● **Exercise**:
In the records below, find the line containing "What's the underlying"; give it again exactly, along with every line that follows, and nothing else.
○ ○ ○ ○ ○ ○ ○
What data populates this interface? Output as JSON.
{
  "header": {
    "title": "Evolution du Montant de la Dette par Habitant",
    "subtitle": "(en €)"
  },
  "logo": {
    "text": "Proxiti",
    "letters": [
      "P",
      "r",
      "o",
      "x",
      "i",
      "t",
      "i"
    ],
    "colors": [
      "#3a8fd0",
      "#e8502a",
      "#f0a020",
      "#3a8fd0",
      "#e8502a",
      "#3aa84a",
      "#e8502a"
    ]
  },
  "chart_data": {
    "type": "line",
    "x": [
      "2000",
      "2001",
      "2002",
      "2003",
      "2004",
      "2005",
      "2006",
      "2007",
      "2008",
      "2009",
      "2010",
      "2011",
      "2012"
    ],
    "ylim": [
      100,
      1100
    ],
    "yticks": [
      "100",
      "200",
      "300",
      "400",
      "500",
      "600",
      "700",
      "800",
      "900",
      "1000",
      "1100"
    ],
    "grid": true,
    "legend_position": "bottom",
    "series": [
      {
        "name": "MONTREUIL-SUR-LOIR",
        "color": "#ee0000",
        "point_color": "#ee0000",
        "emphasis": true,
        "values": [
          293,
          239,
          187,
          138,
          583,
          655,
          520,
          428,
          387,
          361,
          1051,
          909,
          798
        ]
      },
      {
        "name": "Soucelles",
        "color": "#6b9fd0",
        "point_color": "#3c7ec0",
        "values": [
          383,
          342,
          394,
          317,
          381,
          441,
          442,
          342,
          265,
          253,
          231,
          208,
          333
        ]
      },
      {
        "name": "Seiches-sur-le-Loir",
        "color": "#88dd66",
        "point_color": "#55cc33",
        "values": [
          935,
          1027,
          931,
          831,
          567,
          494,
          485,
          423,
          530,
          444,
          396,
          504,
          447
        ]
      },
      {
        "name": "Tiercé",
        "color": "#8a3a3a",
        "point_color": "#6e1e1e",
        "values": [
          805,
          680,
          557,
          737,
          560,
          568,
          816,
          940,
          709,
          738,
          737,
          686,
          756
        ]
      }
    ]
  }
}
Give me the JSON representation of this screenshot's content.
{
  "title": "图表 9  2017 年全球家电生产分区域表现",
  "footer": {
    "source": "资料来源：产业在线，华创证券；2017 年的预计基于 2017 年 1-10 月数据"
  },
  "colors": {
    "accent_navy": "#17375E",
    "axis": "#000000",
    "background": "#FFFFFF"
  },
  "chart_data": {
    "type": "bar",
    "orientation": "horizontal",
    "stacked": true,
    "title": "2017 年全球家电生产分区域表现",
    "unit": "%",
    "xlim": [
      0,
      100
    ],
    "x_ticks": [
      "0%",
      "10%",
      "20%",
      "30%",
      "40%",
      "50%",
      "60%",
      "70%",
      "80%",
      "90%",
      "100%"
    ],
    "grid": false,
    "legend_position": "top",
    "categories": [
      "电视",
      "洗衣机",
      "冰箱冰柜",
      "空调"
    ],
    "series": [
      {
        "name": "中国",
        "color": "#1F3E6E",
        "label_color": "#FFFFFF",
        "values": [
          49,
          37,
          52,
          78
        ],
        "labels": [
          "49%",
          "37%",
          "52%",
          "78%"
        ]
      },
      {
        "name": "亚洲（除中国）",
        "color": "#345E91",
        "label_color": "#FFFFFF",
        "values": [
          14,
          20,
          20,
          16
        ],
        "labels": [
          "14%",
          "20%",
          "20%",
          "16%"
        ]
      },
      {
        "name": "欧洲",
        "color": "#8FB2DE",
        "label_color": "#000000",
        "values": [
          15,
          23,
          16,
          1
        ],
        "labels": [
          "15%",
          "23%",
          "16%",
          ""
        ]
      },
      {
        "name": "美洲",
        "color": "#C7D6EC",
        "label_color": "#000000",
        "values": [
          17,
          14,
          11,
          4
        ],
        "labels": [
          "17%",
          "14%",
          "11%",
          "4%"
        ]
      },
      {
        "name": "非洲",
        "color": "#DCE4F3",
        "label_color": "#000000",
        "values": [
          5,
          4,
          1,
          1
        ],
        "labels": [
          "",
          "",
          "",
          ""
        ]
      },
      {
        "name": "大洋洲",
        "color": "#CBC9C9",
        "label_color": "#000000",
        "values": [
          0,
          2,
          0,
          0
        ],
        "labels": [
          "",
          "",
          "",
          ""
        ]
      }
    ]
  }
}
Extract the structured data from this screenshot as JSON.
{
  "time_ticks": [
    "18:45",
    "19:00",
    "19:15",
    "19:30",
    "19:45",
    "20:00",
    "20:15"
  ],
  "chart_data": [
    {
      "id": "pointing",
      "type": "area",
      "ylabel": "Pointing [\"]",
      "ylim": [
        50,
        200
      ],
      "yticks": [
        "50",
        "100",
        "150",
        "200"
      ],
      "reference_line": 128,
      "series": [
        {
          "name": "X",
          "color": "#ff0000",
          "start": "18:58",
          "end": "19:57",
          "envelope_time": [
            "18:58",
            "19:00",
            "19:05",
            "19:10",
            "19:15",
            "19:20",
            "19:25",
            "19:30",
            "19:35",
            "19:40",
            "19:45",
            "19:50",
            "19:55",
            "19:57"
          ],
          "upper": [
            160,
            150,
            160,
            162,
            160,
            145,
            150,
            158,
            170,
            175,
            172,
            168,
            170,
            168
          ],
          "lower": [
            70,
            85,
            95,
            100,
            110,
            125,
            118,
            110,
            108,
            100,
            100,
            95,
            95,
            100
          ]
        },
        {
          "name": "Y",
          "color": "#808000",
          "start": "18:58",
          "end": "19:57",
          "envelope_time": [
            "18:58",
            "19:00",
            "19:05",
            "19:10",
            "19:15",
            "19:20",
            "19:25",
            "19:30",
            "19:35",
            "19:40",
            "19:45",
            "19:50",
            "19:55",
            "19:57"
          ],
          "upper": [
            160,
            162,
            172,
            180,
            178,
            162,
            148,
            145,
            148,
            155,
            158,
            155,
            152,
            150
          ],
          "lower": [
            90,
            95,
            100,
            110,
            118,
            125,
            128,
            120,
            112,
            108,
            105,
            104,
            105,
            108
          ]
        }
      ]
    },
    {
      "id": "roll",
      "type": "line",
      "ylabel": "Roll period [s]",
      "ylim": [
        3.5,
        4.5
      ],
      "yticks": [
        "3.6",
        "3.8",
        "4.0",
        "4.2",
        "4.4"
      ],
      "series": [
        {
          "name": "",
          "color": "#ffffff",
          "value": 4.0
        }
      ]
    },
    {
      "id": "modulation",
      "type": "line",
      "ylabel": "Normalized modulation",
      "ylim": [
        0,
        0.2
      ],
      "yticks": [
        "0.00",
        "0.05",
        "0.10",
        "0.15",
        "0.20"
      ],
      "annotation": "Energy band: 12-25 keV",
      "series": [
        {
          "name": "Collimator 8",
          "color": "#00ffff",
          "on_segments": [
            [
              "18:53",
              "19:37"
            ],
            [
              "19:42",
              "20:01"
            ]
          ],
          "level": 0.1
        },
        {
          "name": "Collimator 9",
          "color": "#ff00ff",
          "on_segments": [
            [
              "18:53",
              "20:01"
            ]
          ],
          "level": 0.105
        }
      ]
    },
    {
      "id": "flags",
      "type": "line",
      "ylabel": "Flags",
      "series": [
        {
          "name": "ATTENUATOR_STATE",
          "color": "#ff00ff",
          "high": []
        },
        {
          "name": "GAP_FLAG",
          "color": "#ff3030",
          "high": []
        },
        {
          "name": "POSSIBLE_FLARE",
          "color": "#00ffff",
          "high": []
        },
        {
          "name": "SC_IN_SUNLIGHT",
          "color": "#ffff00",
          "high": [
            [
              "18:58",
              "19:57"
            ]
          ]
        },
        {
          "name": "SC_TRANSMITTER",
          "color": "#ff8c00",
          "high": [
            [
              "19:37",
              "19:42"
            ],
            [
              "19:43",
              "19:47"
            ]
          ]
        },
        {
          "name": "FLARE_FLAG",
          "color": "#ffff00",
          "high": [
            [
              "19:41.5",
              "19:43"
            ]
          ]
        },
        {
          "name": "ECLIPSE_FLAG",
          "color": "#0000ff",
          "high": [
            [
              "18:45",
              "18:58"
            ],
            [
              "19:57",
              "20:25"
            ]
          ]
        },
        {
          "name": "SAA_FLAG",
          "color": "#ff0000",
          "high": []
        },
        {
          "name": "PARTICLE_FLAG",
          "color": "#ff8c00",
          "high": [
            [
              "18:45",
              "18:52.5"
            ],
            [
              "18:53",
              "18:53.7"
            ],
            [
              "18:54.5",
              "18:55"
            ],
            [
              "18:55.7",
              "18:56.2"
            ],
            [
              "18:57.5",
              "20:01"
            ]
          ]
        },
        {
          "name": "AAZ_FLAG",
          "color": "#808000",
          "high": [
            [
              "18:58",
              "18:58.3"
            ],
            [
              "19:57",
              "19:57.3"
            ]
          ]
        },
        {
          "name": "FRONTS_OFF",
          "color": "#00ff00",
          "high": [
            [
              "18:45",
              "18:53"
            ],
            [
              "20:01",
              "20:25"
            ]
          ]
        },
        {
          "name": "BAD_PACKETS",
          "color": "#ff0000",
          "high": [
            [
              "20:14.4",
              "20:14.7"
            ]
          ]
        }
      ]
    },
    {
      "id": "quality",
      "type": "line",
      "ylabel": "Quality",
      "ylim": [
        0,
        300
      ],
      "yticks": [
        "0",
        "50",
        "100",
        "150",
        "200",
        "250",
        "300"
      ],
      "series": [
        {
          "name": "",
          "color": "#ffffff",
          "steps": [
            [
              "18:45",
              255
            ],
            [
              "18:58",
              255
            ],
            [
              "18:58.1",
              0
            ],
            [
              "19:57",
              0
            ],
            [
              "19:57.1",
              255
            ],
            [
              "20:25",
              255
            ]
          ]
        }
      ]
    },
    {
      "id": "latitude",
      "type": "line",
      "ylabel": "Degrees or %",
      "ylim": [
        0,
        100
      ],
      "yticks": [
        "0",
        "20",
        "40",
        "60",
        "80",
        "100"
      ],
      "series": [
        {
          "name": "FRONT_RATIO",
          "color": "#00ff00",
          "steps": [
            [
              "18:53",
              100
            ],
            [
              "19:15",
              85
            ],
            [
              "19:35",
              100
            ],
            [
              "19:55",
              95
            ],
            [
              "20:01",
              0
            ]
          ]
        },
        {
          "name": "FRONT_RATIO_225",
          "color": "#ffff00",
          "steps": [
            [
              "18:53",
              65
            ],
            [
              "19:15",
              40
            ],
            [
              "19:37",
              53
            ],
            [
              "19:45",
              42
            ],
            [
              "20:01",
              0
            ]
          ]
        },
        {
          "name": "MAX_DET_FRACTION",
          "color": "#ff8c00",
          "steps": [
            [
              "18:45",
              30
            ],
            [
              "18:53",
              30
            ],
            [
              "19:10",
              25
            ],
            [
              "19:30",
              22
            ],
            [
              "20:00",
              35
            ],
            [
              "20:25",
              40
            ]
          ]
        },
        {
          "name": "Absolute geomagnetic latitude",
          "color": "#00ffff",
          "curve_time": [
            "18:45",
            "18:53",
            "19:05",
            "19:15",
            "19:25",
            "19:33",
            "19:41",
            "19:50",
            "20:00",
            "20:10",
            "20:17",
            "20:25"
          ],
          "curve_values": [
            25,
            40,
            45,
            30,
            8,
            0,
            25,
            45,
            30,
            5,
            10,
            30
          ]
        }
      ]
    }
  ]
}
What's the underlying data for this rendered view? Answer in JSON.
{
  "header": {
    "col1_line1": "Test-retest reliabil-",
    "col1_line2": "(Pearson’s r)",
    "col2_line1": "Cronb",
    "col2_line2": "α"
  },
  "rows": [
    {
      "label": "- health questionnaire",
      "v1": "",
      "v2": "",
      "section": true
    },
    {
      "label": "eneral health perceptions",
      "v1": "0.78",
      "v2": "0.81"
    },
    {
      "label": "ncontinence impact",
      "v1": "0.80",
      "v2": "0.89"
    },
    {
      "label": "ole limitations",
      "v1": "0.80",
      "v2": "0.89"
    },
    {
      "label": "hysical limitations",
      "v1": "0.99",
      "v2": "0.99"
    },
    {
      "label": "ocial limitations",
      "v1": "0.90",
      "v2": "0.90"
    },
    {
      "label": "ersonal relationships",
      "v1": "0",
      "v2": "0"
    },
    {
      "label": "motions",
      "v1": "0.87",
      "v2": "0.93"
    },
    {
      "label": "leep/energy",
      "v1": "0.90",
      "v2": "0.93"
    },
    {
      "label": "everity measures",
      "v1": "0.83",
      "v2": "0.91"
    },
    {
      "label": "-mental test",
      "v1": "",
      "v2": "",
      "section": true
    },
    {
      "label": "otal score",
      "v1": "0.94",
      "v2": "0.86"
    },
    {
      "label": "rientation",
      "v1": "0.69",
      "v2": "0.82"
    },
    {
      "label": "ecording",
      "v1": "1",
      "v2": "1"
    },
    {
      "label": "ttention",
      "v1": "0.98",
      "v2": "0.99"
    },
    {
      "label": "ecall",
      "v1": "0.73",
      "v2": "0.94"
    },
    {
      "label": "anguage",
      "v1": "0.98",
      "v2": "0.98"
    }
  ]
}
○ ○ ○ ○ ○ ○ ○
● **Exercise output**:
What's the underlying data for this rendered view? Answer in JSON.
{
  "header": {
    "col1_line1": "Test-retest reliabil-",
    "col1_line2": "(Pearson’s r)",
    "col2_line1": "Cronb",
    "col2_line2": "α"
  },
  "rows": [
    {
      "label": "- health questionnaire",
      "v1": "",
      "v2": "",
      "section": true
    },
    {
      "label": "eneral health perceptions",
      "v1": "0.78",
      "v2": "0.81"
    },
    {
      "label": "ncontinence impact",
      "v1": "0.80",
      "v2": "0.89"
    },
    {
      "label": "ole limitations",
      "v1": "0.80",
      "v2": "0.89"
    },
    {
      "label": "hysical limitations",
      "v1": "0.99",
      "v2": "0.99"
    },
    {
      "label": "ocial limitations",
      "v1": "0.90",
      "v2": "0.90"
    },
    {
      "label": "ersonal relationships",
      "v1": "0",
      "v2": "0"
    },
    {
      "label": "motions",
      "v1": "0.87",
      "v2": "0.93"
    },
    {
      "label": "leep/energy",
      "v1": "0.90",
      "v2": "0.93"
    },
    {
      "label": "everity measures",
      "v1": "0.83",
      "v2": "0.91"
    },
    {
      "label": "-mental test",
      "v1": "",
      "v2": "",
      "section": true
    },
    {
      "label": "otal score",
      "v1": "0.94",
      "v2": "0.86"
    },
    {
      "label": "rientation",
      "v1": "0.69",
      "v2": "0.82"
    },
    {
      "label": "ecording",
      "v1": "1",
      "v2": "1"
    },
    {
      "label": "ttention",
      "v1": "0.98",
      "v2": "0.99"
    },
    {
      "label": "ecall",
      "v1": "0.73",
      "v2": "0.94"
    },
    {
      "label": "anguage",
      "v1": "0.98",
      "v2": "0.98"
    }
  ]
}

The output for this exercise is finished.